Work instructions – Tally the lines holding the word "start" and state the count by itself.

-------- Record list --------

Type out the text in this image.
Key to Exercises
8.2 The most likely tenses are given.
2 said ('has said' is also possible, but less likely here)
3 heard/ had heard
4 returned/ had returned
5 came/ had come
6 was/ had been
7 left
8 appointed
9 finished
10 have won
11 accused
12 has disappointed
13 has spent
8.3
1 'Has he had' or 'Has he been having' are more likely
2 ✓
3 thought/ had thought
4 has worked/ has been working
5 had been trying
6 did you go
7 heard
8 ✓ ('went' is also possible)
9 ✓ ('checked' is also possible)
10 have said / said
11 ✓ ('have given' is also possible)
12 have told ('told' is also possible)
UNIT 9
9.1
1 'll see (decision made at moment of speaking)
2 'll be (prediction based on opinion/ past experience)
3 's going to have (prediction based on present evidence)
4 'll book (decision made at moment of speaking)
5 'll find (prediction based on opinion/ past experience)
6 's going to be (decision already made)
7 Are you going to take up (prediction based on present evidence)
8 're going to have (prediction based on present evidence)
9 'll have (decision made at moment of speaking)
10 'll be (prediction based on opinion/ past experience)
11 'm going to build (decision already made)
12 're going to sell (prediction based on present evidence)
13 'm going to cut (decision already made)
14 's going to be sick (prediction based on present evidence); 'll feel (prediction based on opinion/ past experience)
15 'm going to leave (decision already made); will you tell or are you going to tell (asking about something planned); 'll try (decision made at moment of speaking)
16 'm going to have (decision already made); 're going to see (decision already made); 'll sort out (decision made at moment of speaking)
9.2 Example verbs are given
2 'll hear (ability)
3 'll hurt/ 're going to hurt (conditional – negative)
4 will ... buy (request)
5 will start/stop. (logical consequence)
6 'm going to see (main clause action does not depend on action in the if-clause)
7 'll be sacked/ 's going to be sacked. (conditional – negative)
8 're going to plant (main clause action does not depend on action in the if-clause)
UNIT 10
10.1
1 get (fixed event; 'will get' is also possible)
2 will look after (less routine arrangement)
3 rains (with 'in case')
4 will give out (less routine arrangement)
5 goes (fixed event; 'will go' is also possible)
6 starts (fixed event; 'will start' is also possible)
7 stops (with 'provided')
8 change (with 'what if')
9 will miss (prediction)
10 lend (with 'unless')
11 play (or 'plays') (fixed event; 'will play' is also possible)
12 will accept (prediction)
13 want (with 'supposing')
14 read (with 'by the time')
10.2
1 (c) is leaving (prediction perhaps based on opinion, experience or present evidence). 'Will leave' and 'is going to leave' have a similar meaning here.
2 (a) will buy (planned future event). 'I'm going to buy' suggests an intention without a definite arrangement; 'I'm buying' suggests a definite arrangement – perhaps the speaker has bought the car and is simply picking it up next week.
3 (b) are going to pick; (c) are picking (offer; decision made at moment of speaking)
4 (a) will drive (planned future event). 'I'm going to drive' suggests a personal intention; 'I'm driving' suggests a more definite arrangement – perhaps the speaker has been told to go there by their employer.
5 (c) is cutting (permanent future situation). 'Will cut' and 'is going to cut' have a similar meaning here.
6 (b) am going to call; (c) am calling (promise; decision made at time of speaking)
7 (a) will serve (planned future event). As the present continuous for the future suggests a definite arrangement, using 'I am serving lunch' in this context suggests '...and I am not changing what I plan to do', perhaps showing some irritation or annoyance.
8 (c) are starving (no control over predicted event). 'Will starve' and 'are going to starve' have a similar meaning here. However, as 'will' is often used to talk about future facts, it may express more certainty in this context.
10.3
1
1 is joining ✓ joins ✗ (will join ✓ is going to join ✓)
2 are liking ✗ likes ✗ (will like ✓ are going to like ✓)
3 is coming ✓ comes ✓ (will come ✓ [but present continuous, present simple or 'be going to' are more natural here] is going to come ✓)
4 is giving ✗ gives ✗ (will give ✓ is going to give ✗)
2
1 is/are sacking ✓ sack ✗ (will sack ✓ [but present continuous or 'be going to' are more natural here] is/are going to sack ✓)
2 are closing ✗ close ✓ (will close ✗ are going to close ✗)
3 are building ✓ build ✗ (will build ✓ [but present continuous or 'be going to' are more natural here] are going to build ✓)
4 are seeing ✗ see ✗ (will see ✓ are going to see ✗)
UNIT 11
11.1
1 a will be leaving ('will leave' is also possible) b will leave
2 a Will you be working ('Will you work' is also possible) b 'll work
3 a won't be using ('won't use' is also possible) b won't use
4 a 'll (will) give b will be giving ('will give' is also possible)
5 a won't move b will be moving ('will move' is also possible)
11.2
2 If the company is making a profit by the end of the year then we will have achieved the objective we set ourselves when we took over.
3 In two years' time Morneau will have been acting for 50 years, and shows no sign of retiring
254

--------

Expected answer – 2